_WORK INSTRUCTIONS:_ State how many lines of the items below contain the string "positive", matching case exactly, and give only that number.

=====

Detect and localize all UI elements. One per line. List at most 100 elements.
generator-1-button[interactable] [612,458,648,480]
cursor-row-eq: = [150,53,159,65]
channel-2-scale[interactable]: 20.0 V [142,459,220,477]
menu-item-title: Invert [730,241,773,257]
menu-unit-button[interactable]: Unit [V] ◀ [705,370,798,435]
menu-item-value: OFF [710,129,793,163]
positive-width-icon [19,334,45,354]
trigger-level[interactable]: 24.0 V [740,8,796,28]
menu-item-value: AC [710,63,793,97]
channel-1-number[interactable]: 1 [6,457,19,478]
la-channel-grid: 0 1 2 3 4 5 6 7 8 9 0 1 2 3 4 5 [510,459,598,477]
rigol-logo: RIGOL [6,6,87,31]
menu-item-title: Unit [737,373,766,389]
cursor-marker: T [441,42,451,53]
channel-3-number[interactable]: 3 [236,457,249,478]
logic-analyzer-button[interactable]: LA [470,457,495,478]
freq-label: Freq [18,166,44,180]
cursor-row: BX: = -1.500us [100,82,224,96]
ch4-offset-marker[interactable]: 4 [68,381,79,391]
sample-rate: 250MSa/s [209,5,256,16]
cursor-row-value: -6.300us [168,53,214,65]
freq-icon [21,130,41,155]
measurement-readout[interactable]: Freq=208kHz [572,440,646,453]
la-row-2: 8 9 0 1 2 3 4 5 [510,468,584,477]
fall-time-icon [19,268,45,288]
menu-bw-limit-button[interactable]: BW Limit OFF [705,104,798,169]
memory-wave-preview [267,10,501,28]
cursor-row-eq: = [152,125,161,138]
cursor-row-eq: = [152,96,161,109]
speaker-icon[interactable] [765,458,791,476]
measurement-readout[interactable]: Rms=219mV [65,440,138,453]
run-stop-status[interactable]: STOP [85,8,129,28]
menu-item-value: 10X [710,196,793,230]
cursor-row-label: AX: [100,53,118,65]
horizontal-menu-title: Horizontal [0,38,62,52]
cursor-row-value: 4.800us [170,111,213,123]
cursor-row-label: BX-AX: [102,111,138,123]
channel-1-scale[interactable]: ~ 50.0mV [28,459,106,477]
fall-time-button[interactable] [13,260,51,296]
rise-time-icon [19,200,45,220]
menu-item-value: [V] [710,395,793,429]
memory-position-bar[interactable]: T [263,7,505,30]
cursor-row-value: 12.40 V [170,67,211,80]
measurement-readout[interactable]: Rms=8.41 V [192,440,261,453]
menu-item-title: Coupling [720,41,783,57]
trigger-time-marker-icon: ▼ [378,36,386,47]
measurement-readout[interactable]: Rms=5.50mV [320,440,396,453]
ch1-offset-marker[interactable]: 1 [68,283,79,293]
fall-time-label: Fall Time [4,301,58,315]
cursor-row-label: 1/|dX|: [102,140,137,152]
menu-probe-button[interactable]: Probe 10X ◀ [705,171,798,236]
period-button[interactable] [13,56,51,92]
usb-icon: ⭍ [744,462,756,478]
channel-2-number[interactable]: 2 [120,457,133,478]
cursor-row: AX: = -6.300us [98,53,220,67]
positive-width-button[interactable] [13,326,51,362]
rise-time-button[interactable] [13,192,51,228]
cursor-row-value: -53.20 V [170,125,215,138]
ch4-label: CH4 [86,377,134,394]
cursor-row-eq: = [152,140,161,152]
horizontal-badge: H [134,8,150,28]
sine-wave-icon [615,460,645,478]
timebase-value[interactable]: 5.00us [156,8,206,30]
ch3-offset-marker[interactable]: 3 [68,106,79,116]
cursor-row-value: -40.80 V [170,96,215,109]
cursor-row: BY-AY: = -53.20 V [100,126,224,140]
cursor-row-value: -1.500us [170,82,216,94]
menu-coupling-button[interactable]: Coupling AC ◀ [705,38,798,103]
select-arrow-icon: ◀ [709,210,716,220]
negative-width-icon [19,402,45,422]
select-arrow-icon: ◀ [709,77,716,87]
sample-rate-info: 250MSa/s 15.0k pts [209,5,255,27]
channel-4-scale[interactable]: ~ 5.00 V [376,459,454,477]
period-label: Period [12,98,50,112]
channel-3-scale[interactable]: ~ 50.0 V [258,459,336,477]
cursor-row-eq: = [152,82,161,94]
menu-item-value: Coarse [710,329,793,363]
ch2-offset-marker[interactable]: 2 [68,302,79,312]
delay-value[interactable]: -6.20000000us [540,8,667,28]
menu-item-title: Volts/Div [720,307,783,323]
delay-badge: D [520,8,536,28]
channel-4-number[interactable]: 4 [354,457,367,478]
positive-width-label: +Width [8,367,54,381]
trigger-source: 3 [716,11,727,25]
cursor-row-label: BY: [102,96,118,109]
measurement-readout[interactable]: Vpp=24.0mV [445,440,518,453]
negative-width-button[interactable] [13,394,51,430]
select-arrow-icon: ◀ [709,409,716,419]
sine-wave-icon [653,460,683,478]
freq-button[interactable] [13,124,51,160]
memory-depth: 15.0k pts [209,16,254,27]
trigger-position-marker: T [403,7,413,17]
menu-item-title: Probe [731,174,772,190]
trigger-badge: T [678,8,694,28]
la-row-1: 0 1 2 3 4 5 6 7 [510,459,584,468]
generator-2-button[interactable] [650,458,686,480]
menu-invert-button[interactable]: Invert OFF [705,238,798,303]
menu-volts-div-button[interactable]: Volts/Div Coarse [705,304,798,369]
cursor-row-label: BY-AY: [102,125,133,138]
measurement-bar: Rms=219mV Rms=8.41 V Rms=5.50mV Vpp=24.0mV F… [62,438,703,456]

=====

_RESULT OF THE TASK:_ 3